« Jouer avec les mémoires du regard, tel est le point central de ma démarche. »

Aux frontières du visible, aux limites de l’immatérialité, le miroir et le verre ouvrent une voie dans la faille du réel, un passage vers l’intimité à travers la chair du monde.

Au seuil de la conscience, le regard opère des métamorphoses visuelles dans les plis de la lumière. Une étendue d’opacités et de transparences reflète l’ambivalence d’un espace d’identité et de mémoire.

L’antagonisme de ces matériaux complémentaires permet l’expression d’une tension continue entre l’immédiateté de la surface visible et la lenteur d’un processus de réflexion à saisir dans sa profondeur.

Dans les inflexions de la matière, une image mentale se superpose à la vision : cette coexistence sensible manifeste des écarts dans des lieux où perception et aperception rivalisent. Le regardeur peut faire l’expérience singulière d’une œuvre qu’il crée au-delà de la matière, aux détours de l’entropie visuelle.

Regard et conscience sont confrontés au vide, à l’absence mais aussi à des déformations, des effacements où se superposent réel et virtuel.

L’impossible reconnaissance face au soi dépravé et la difficulté oculaire de se situer sur un plan fixe créent des tensions et fragilisent le regard physique ou analogique : les éléments perturbateurs nous égarent dans une sorte de jeu, face au Je que l’on cherche à se réapproprier ou à éliminer du champ visuel pour ne plus voir qu’une image abstraite, mouvante, d’un semblant, d’une semblance de soi.

Données extraites:
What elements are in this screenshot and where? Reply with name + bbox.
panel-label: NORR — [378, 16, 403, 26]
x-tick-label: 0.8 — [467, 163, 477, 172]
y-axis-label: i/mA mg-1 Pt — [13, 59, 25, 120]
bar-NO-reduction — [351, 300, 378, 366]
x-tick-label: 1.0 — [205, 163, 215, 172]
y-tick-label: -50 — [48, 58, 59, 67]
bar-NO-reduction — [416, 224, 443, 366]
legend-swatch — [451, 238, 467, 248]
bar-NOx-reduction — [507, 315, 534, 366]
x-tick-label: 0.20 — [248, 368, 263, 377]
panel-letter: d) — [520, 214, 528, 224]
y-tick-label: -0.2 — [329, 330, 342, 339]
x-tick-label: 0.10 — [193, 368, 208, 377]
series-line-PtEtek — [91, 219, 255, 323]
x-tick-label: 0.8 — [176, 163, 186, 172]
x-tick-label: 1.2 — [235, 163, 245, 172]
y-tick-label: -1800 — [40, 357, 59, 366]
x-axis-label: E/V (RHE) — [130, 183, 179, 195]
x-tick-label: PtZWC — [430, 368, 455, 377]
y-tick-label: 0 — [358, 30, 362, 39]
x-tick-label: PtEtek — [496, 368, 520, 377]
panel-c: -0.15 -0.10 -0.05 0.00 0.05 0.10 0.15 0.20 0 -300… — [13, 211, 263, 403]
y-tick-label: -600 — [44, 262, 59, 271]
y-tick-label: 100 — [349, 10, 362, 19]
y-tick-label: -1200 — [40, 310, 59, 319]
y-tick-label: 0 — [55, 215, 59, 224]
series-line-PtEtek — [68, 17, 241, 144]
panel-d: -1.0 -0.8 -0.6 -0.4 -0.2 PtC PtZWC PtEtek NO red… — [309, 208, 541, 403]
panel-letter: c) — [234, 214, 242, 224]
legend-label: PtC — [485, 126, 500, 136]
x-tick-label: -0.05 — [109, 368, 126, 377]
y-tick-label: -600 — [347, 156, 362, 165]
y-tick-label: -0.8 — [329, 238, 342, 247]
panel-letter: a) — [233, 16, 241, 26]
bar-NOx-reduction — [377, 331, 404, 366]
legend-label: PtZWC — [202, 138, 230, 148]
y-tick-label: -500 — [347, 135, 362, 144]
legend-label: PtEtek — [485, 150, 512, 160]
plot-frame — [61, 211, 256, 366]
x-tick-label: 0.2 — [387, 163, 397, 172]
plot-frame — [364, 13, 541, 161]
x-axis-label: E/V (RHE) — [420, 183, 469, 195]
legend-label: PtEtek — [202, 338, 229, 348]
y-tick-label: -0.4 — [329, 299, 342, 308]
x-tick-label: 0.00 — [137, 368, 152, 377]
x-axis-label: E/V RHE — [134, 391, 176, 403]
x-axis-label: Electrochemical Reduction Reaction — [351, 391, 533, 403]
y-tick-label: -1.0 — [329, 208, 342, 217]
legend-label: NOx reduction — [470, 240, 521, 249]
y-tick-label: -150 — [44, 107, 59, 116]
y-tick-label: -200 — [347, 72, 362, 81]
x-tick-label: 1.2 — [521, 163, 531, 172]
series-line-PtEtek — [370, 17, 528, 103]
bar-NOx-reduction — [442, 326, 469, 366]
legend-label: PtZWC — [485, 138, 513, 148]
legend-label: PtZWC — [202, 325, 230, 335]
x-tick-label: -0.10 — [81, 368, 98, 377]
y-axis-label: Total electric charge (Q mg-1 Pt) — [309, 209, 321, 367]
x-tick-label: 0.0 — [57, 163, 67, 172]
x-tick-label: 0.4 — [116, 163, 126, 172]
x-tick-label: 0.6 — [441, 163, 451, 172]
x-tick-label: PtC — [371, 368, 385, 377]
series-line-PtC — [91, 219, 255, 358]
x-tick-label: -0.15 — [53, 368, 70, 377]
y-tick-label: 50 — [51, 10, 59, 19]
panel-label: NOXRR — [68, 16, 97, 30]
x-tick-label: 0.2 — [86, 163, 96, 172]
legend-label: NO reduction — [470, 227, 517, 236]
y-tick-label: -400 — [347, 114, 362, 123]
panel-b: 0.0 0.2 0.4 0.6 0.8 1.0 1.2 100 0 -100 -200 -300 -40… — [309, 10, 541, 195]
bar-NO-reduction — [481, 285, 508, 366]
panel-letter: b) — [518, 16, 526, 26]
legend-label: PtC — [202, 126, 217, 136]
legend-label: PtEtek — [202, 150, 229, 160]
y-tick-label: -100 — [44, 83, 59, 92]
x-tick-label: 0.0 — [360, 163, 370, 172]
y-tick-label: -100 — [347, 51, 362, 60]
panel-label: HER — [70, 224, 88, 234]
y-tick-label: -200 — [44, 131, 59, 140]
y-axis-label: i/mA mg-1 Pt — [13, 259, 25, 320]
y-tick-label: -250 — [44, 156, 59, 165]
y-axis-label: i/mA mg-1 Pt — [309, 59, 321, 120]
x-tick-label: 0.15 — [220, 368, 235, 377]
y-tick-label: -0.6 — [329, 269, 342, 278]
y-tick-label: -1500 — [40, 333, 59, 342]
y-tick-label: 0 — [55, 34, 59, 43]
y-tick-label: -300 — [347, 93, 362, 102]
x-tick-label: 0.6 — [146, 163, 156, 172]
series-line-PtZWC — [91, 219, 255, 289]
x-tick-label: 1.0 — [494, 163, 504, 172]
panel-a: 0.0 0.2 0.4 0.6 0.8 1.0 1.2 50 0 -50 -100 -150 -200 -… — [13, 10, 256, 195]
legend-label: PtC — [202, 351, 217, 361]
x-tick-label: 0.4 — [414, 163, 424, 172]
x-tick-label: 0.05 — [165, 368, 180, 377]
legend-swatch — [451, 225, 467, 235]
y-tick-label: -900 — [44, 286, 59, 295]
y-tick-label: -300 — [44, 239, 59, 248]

Objectif de travail:
Réécrivez le passage du texte source compris entre « L’impossible reconnaissance face » et « semblance de soi. », inclus, en substituant « déformé » à « dépravé ».

Réponse rédigée:
L’impossible reconnaissance face au soi déformé et la difficulté oculaire de se situer sur un plan fixe créent des tensions et fragilisent le regard physique ou analogique : les éléments perturbateurs nous égarent dans une sorte de jeu, face au Je que l’on cherche à se réapproprier ou à éliminer du champ visuel pour ne plus voir qu’une image abstraite, mouvante, d’un semblant, d’une semblance de soi.